__THE REQUEST__: Each line below should be retyped exactly, with no pictures.

Extracted records:
start
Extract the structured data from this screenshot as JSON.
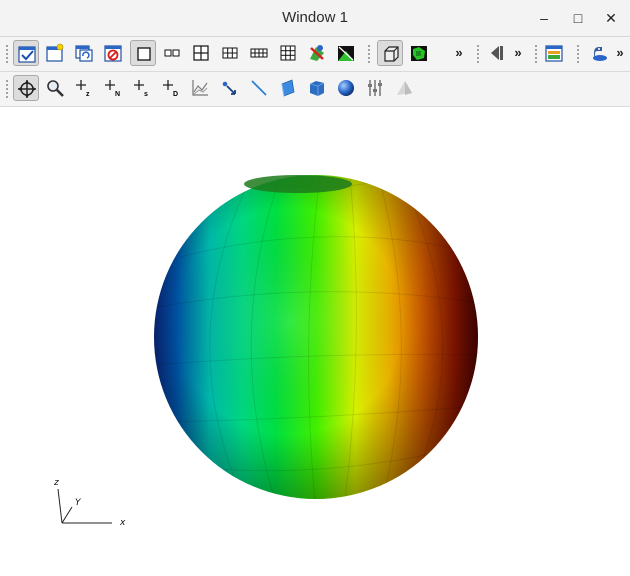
{
  "window": {
    "title": "Window 1"
  },
  "window_controls": {
    "minimize": "–",
    "maximize": "□",
    "close": "✕"
  },
  "toolbar1": {
    "overflow_1": "»",
    "overflow_2": "»",
    "overflow_3": "»",
    "buttons": [
      "select-tool-icon",
      "new-view-icon",
      "refresh-view-icon",
      "stop-view-icon",
      "single-view-layout-icon",
      "two-view-layout-icon",
      "four-view-layout-icon",
      "six-view-layout-icon",
      "eight-view-layout-icon",
      "nine-view-layout-icon",
      "lock-view-icon",
      "image-icon",
      "box-outline-icon",
      "render-mode-icon",
      "animation-back-icon",
      "colormap-icon",
      "python-icon"
    ]
  },
  "toolbar2": {
    "buttons": [
      {
        "icon": "navigate-icon",
        "label": ""
      },
      {
        "icon": "zoom-icon",
        "label": ""
      },
      {
        "icon": "zone-pick-icon",
        "label": "z"
      },
      {
        "icon": "node-pick-icon",
        "label": "N"
      },
      {
        "icon": "spreadsheet-pick-icon",
        "label": "s"
      },
      {
        "icon": "domain-pick-icon",
        "label": "D"
      },
      {
        "icon": "lineout-icon",
        "label": ""
      },
      {
        "icon": "point-tool-icon",
        "label": ""
      },
      {
        "icon": "line-tool-icon",
        "label": ""
      },
      {
        "icon": "plane-tool-icon",
        "label": ""
      },
      {
        "icon": "box-tool-icon",
        "label": ""
      },
      {
        "icon": "sphere-tool-icon",
        "label": ""
      },
      {
        "icon": "axis-restriction-tool-icon",
        "label": ""
      },
      {
        "icon": "extents-tool-icon",
        "label": ""
      }
    ]
  },
  "viewport": {
    "axes": {
      "x": "x",
      "y": "Y",
      "z": "z"
    }
  }
}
end
__ANSWER BELOW__:
Extract the structured data from this screenshot as JSON.
{
  "window": {
    "title": "Window 1"
  },
  "window_controls": {
    "minimize": "–",
    "maximize": "□",
    "close": "✕"
  },
  "toolbar1": {
    "overflow_1": "»",
    "overflow_2": "»",
    "overflow_3": "»",
    "buttons": [
      "select-tool-icon",
      "new-view-icon",
      "refresh-view-icon",
      "stop-view-icon",
      "single-view-layout-icon",
      "two-view-layout-icon",
      "four-view-layout-icon",
      "six-view-layout-icon",
      "eight-view-layout-icon",
      "nine-view-layout-icon",
      "lock-view-icon",
      "image-icon",
      "box-outline-icon",
      "render-mode-icon",
      "animation-back-icon",
      "colormap-icon",
      "python-icon"
    ]
  },
  "toolbar2": {
    "buttons": [
      {
        "icon": "navigate-icon",
        "label": ""
      },
      {
        "icon": "zoom-icon",
        "label": ""
      },
      {
        "icon": "zone-pick-icon",
        "label": "z"
      },
      {
        "icon": "node-pick-icon",
        "label": "N"
      },
      {
        "icon": "spreadsheet-pick-icon",
        "label": "s"
      },
      {
        "icon": "domain-pick-icon",
        "label": "D"
      },
      {
        "icon": "lineout-icon",
        "label": ""
      },
      {
        "icon": "point-tool-icon",
        "label": ""
      },
      {
        "icon": "line-tool-icon",
        "label": ""
      },
      {
        "icon": "plane-tool-icon",
        "label": ""
      },
      {
        "icon": "box-tool-icon",
        "label": ""
      },
      {
        "icon": "sphere-tool-icon",
        "label": ""
      },
      {
        "icon": "axis-restriction-tool-icon",
        "label": ""
      },
      {
        "icon": "extents-tool-icon",
        "label": ""
      }
    ]
  },
  "viewport": {
    "axes": {
      "x": "x",
      "y": "Y",
      "z": "z"
    }
  }
}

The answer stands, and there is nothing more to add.